### EXERCISE OBJECTIVE
All lines below must be repeated exactly, with the pictures omitted.

### DATASET EXCERPTS
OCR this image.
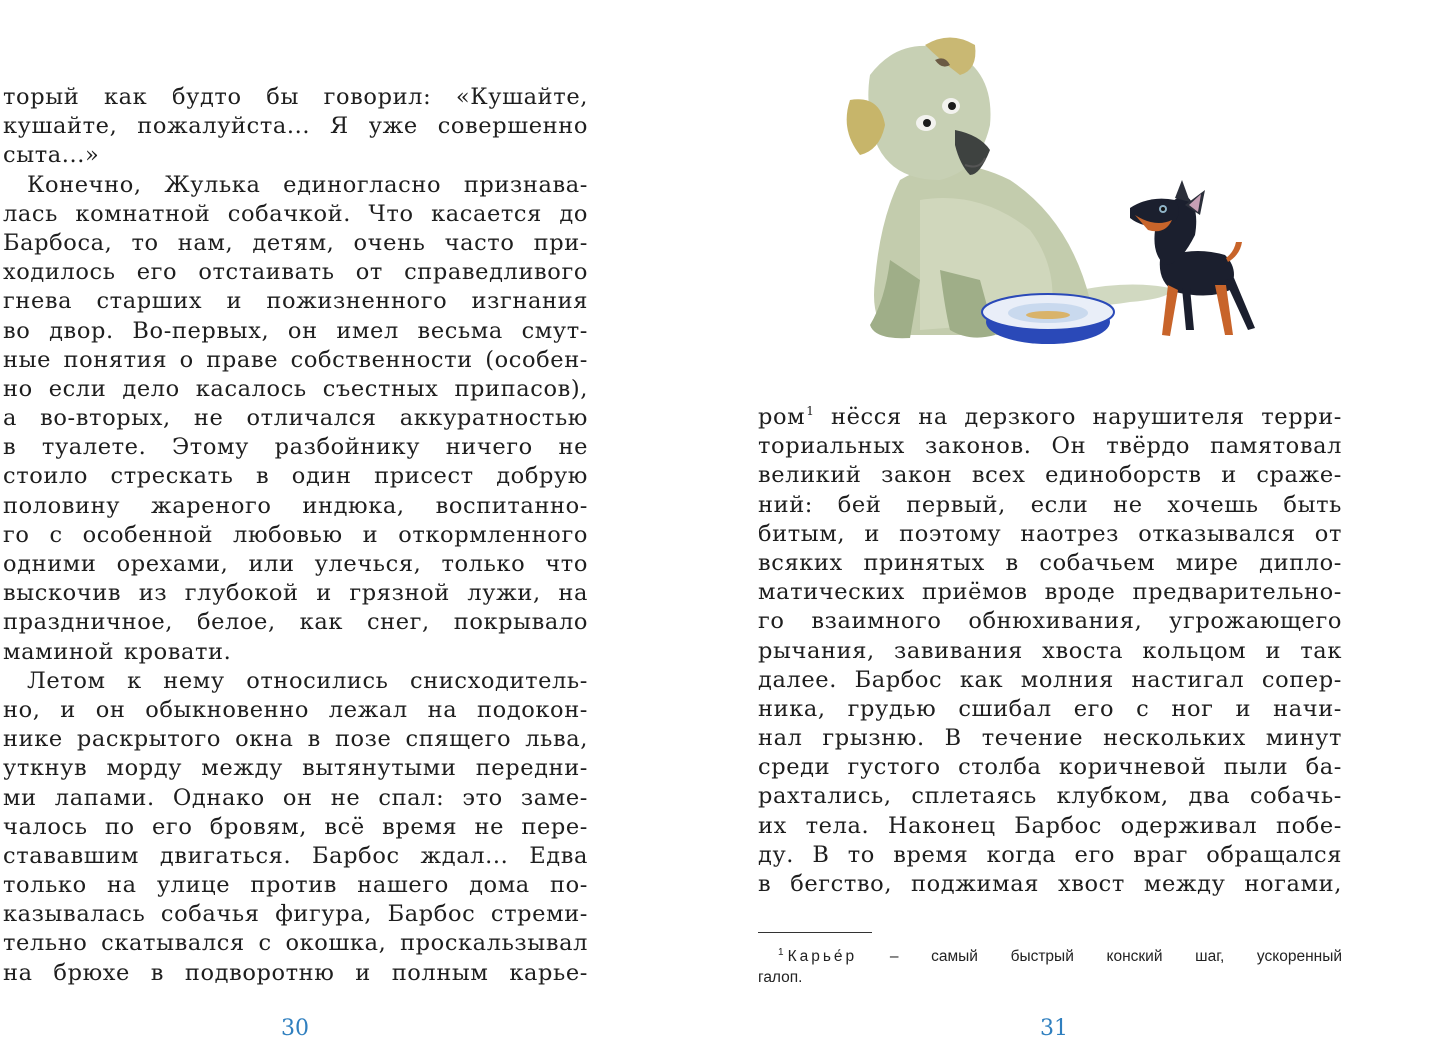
торый как будто бы говорил: «Кушайте,
кушайте, пожалуйста... Я уже совершенно
сыта...»
Конечно, Жулька единогласно признава-
лась комнатной собачкой. Что касается до
Барбоса, то нам, детям, очень часто при-
ходилось его отстаивать от справедливого
гнева старших и пожизненного изгнания
во двор. Во-первых, он имел весьма смут-
ные понятия о праве собственности (особен-
но если дело касалось съестных припасов),
а во-вторых, не отличался аккуратностью
в туалете. Этому разбойнику ничего не
стоило стрескать в один присест добрую
половину жареного индюка, воспитанно-
го с особенной любовью и откормленного
одними орехами, или улечься, только что
выскочив из глубокой и грязной лужи, на
праздничное, белое, как снег, покрывало
маминой кровати.
Летом к нему относились снисходитель-
но, и он обыкновенно лежал на подокон-
нике раскрытого окна в позе спящего льва,
уткнув морду между вытянутыми передни-
ми лапами. Однако он не спал: это заме-
чалось по его бровям, всё время не пере-
стававшим двигаться. Барбос ждал... Едва
только на улице против нашего дома по-
казывалась собачья фигура, Барбос стреми-
тельно скатывался с окошка, проскальзывал
на брюхе в подворотню и полным карье-
30
ром$^1$ нёсся на дерзкого нарушителя терри-
ториальных законов. Он твёрдо памятовал
великий закон всех единоборств и сраже-
ний: бей первый, если не хочешь быть
битым, и поэтому наотрез отказывался от
всяких принятых в собачьем мире дипло-
матических приёмов вроде предварительно-
го взаимного обнюхивания, угрожающего
рычания, завивания хвоста кольцом и так
далее. Барбос как молния настигал сопер-
ника, грудью сшибал его с ног и начи-
нал грызню. В течение нескольких минут
среди густого столба коричневой пыли ба-
рахтались, сплетаясь клубком, два собачь-
их тела. Наконец Барбос одерживал побе-
ду. В то время когда его враг обращался
в бегство, поджимая хвост между ногами,
31
$^1$ Карье́р – самый быстрый конский шаг, ускоренный
галоп.
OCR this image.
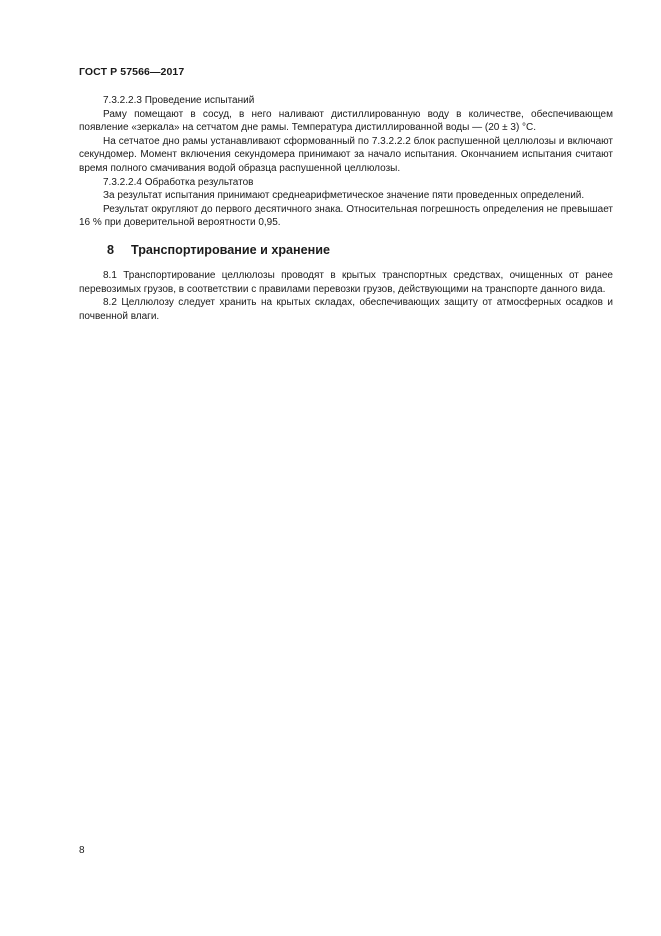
ГОСТ Р 57566—2017

7.3.2.2.3 Проведение испытаний

Раму помещают в сосуд, в него наливают дистиллированную воду в количестве, обеспечивающем появление «зеркала» на сетчатом дне рамы. Температура дистиллированной воды — (20 ± 3) °C.

На сетчатое дно рамы устанавливают сформованный по 7.3.2.2.2 блок распушенной целлюлозы и включают секундомер. Момент включения секундомера принимают за начало испытания. Окончанием испытания считают время полного смачивания водой образца распушенной целлюлозы.

7.3.2.2.4 Обработка результатов

За результат испытания принимают среднеарифметическое значение пяти проведенных определений.

Результат округляют до первого десятичного знака. Относительная погрешность определения не превышает 16 % при доверительной вероятности 0,95.

8 Транспортирование и хранение

8.1 Транспортирование целлюлозы проводят в крытых транспортных средствах, очищенных от ранее перевозимых грузов, в соответствии с правилами перевозки грузов, действующими на транспорте данного вида.

8.2 Целлюлозу следует хранить на крытых складах, обеспечивающих защиту от атмосферных осадков и почвенной влаги.

8
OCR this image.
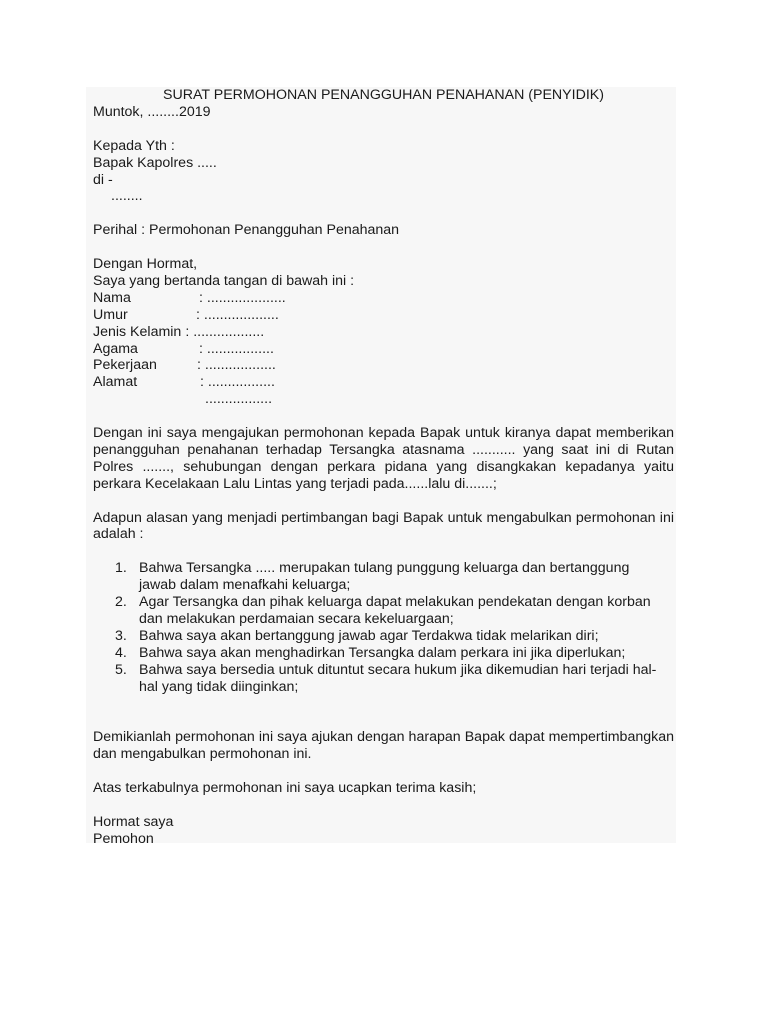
SURAT PERMOHONAN PENANGGUHAN PENAHANAN (PENYIDIK)

Muntok, ........2019

Kepada Yth :

Bapak Kapolres .....

di -

........

Perihal : Permohonan Penangguhan Penahanan

Dengan Hormat,

Saya yang bertanda tangan di bawah ini :

Nama	: ....................
Umur	: ...................
Jenis Kelamin : ..................
Agama	: .................
Pekerjaan	: ..................
Alamat	: .................

.................

Dengan ini saya mengajukan permohonan kepada Bapak untuk kiranya dapat memberikan penangguhan penahanan terhadap Tersangka atasnama ........... yang saat ini di Rutan Polres ......., sehubungan dengan perkara pidana yang disangkakan kepadanya yaitu perkara Kecelakaan Lalu Lintas yang terjadi pada......lalu di.......;

Adapun alasan yang menjadi pertimbangan bagi Bapak untuk mengabulkan permohonan ini adalah :

1. Bahwa Tersangka ..... merupakan tulang punggung keluarga dan bertanggung jawab dalam menafkahi keluarga;
2. Agar Tersangka dan pihak keluarga dapat melakukan pendekatan dengan korban dan melakukan perdamaian secara kekeluargaan;
3. Bahwa saya akan bertanggung jawab agar Terdakwa tidak melarikan diri;
4. Bahwa saya akan menghadirkan Tersangka dalam perkara ini jika diperlukan;
5. Bahwa saya bersedia untuk dituntut secara hukum jika dikemudian hari terjadi hal-hal yang tidak diinginkan;

Demikianlah permohonan ini saya ajukan dengan harapan Bapak dapat mempertimbangkan dan mengabulkan permohonan ini.

Atas terkabulnya permohonan ini saya ucapkan terima kasih;

Hormat saya

Pemohon
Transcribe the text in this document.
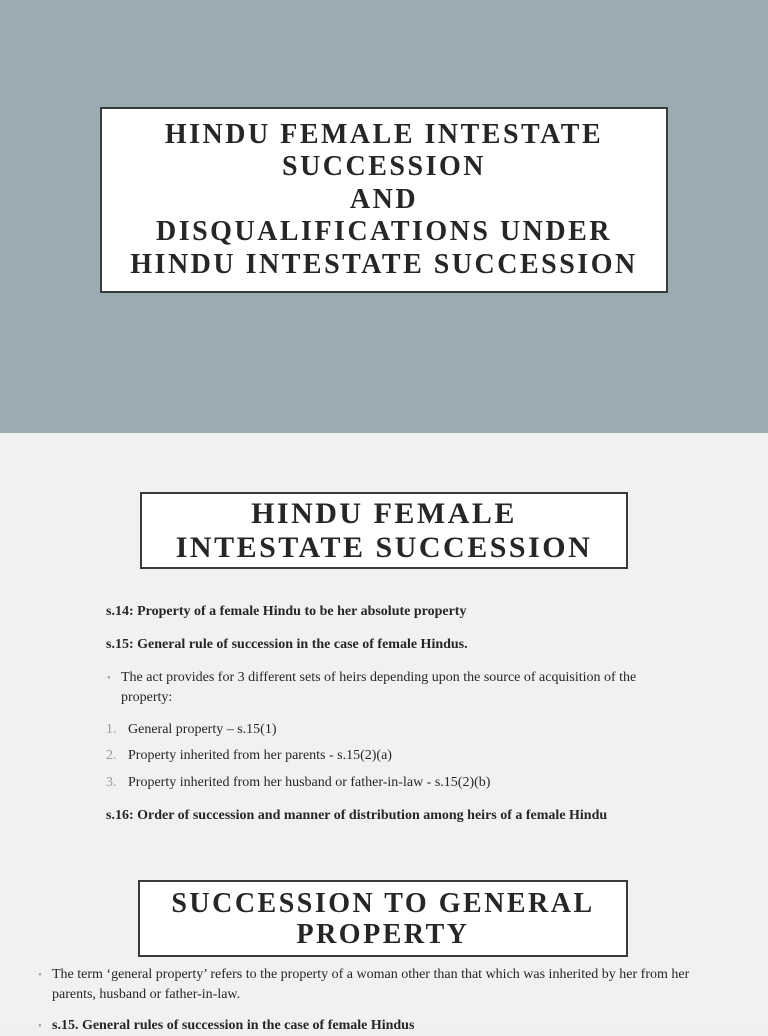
HINDU FEMALE INTESTATE
SUCCESSION
AND
DISQUALIFICATIONS UNDER
HINDU INTESTATE SUCCESSION
HINDU FEMALE
INTESTATE SUCCESSION
s.14: Property of a female Hindu to be her absolute property
s.15: General rule of succession in the case of female Hindus.
• The act provides for 3 different sets of heirs depending upon the source of acquisition of the
property:
1. General property – s.15(1)
2. Property inherited from her parents - s.15(2)(a)
3. Property inherited from her husband or father-in-law - s.15(2)(b)
s.16: Order of succession and manner of distribution among heirs of a female Hindu
SUCCESSION TO GENERAL
PROPERTY
• The term ‘general property’ refers to the property of a woman other than that which was inherited by her from her
parents, husband or father-in-law.
• s.15. General rules of succession in the case of female Hindus
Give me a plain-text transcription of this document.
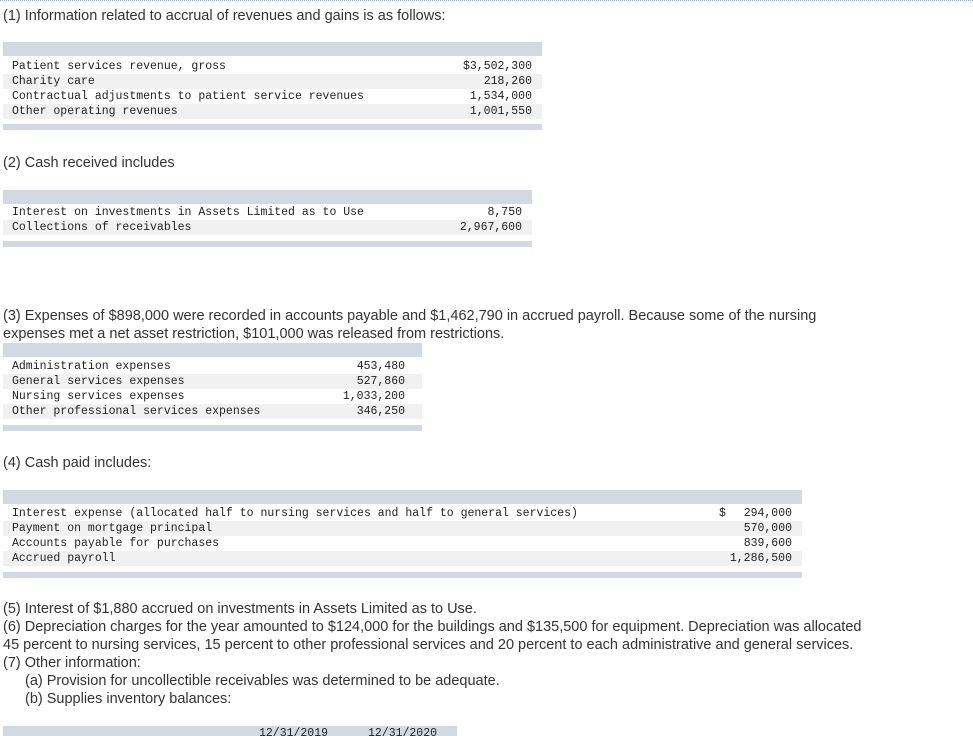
(1) Information related to accrual of revenues and gains is as follows:

Patient services revenue, gross	$3,502,300
Charity care	218,260
Contractual adjustments to patient service revenues	1,534,000
Other operating revenues	1,001,550

(2) Cash received includes

Interest on investments in Assets Limited as to Use	8,750
Collections of receivables	2,967,600

(3) Expenses of $898,000 were recorded in accounts payable and $1,462,790 in accrued payroll. Because some of the nursing

expenses met a net asset restriction, $101,000 was released from restrictions.

Administration expenses	453,480
General services expenses	527,860
Nursing services expenses	1,033,200
Other professional services expenses	346,250

(4) Cash paid includes:

Interest expense (allocated half to nursing services and half to general services)	$ 294,000
Payment on mortgage principal	570,000
Accounts payable for purchases	839,600
Accrued payroll	1,286,500

(5) Interest of $1,880 accrued on investments in Assets Limited as to Use.

(6) Depreciation charges for the year amounted to $124,000 for the buildings and $135,500 for equipment. Depreciation was allocated

45 percent to nursing services, 15 percent to other professional services and 20 percent to each administrative and general services.

(7) Other information:

(a) Provision for uncollectible receivables was determined to be adequate.

(b) Supplies inventory balances:

12/31/2019	12/31/2020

### SOLUTION TO THIS EXERCISE
OCR this image.
торый как будто бы говорил: «Кушайте,
кушайте, пожалуйста... Я уже совершенно
сыта...»
Конечно, Жулька единогласно признава-
лась комнатной собачкой. Что касается до
Барбоса, то нам, детям, очень часто при-
ходилось его отстаивать от справедливого
гнева старших и пожизненного изгнания
во двор. Во-первых, он имел весьма смут-
ные понятия о праве собственности (особен-
но если дело касалось съестных припасов),
а во-вторых, не отличался аккуратностью
в туалете. Этому разбойнику ничего не
стоило стрескать в один присест добрую
половину жареного индюка, воспитанно-
го с особенной любовью и откормленного
одними орехами, или улечься, только что
выскочив из глубокой и грязной лужи, на
праздничное, белое, как снег, покрывало
маминой кровати.
Летом к нему относились снисходитель-
но, и он обыкновенно лежал на подокон-
нике раскрытого окна в позе спящего льва,
уткнув морду между вытянутыми передни-
ми лапами. Однако он не спал: это заме-
чалось по его бровям, всё время не пере-
стававшим двигаться. Барбос ждал... Едва
только на улице против нашего дома по-
казывалась собачья фигура, Барбос стреми-
тельно скатывался с окошка, проскальзывал
на брюхе в подворотню и полным карье-
30
ром$^1$ нёсся на дерзкого нарушителя терри-
ториальных законов. Он твёрдо памятовал
великий закон всех единоборств и сраже-
ний: бей первый, если не хочешь быть
битым, и поэтому наотрез отказывался от
всяких принятых в собачьем мире дипло-
матических приёмов вроде предварительно-
го взаимного обнюхивания, угрожающего
рычания, завивания хвоста кольцом и так
далее. Барбос как молния настигал сопер-
ника, грудью сшибал его с ног и начи-
нал грызню. В течение нескольких минут
среди густого столба коричневой пыли ба-
рахтались, сплетаясь клубком, два собачь-
их тела. Наконец Барбос одерживал побе-
ду. В то время когда его враг обращался
в бегство, поджимая хвост между ногами,
31
$^1$ Карье́р – самый быстрый конский шаг, ускоренный
галоп.
OCR this image.
ГОСТ Р 57566—2017

7.3.2.2.3 Проведение испытаний

Раму помещают в сосуд, в него наливают дистиллированную воду в количестве, обеспечивающем появление «зеркала» на сетчатом дне рамы. Температура дистиллированной воды — (20 ± 3) °C.

На сетчатое дно рамы устанавливают сформованный по 7.3.2.2.2 блок распушенной целлюлозы и включают секундомер. Момент включения секундомера принимают за начало испытания. Окончанием испытания считают время полного смачивания водой образца распушенной целлюлозы.

7.3.2.2.4 Обработка результатов

За результат испытания принимают среднеарифметическое значение пяти проведенных определений.

Результат округляют до первого десятичного знака. Относительная погрешность определения не превышает 16 % при доверительной вероятности 0,95.

8 Транспортирование и хранение

8.1 Транспортирование целлюлозы проводят в крытых транспортных средствах, очищенных от ранее перевозимых грузов, в соответствии с правилами перевозки грузов, действующими на транспорте данного вида.

8.2 Целлюлозу следует хранить на крытых складах, обеспечивающих защиту от атмосферных осадков и почвенной влаги.

8
OCR this image.
SURAT PERMOHONAN PENANGGUHAN PENAHANAN (PENYIDIK)

Muntok, ........2019

Kepada Yth :

Bapak Kapolres .....

di -

........

Perihal : Permohonan Penangguhan Penahanan

Dengan Hormat,

Saya yang bertanda tangan di bawah ini :

Nama	: ....................
Umur	: ...................
Jenis Kelamin : ..................
Agama	: .................
Pekerjaan	: ..................
Alamat	: .................

.................

Dengan ini saya mengajukan permohonan kepada Bapak untuk kiranya dapat memberikan penangguhan penahanan terhadap Tersangka atasnama ........... yang saat ini di Rutan Polres ......., sehubungan dengan perkara pidana yang disangkakan kepadanya yaitu perkara Kecelakaan Lalu Lintas yang terjadi pada......lalu di.......;

Adapun alasan yang menjadi pertimbangan bagi Bapak untuk mengabulkan permohonan ini adalah :

1. Bahwa Tersangka ..... merupakan tulang punggung keluarga dan bertanggung jawab dalam menafkahi keluarga;
2. Agar Tersangka dan pihak keluarga dapat melakukan pendekatan dengan korban dan melakukan perdamaian secara kekeluargaan;
3. Bahwa saya akan bertanggung jawab agar Terdakwa tidak melarikan diri;
4. Bahwa saya akan menghadirkan Tersangka dalam perkara ini jika diperlukan;
5. Bahwa saya bersedia untuk dituntut secara hukum jika dikemudian hari terjadi hal-hal yang tidak diinginkan;

Demikianlah permohonan ini saya ajukan dengan harapan Bapak dapat mempertimbangkan dan mengabulkan permohonan ini.

Atas terkabulnya permohonan ini saya ucapkan terima kasih;

Hormat saya

Pemohon
Transcribe the text in this document.
HINDU FEMALE INTESTATE
SUCCESSION
AND
DISQUALIFICATIONS UNDER
HINDU INTESTATE SUCCESSION
HINDU FEMALE
INTESTATE SUCCESSION
s.14: Property of a female Hindu to be her absolute property
s.15: General rule of succession in the case of female Hindus.
• The act provides for 3 different sets of heirs depending upon the source of acquisition of the
property:
1. General property – s.15(1)
2. Property inherited from her parents - s.15(2)(a)
3. Property inherited from her husband or father-in-law - s.15(2)(b)
s.16: Order of succession and manner of distribution among heirs of a female Hindu
SUCCESSION TO GENERAL
PROPERTY
• The term ‘general property’ refers to the property of a woman other than that which was inherited by her from her
parents, husband or father-in-law.
• s.15. General rules of succession in the case of female Hindus
Give me a plain-text transcription of this document.
(1) Information related to accrual of revenues and gains is as follows:

Patient services revenue, gross	$3,502,300
Charity care	218,260
Contractual adjustments to patient service revenues	1,534,000
Other operating revenues	1,001,550

(2) Cash received includes

Interest on investments in Assets Limited as to Use	8,750
Collections of receivables	2,967,600

(3) Expenses of $898,000 were recorded in accounts payable and $1,462,790 in accrued payroll. Because some of the nursing

expenses met a net asset restriction, $101,000 was released from restrictions.

Administration expenses	453,480
General services expenses	527,860
Nursing services expenses	1,033,200
Other professional services expenses	346,250

(4) Cash paid includes:

Interest expense (allocated half to nursing services and half to general services)	$ 294,000
Payment on mortgage principal	570,000
Accounts payable for purchases	839,600
Accrued payroll	1,286,500

(5) Interest of $1,880 accrued on investments in Assets Limited as to Use.

(6) Depreciation charges for the year amounted to $124,000 for the buildings and $135,500 for equipment. Depreciation was allocated

45 percent to nursing services, 15 percent to other professional services and 20 percent to each administrative and general services.

(7) Other information:

(a) Provision for uncollectible receivables was determined to be adequate.

(b) Supplies inventory balances:

12/31/2019	12/31/2020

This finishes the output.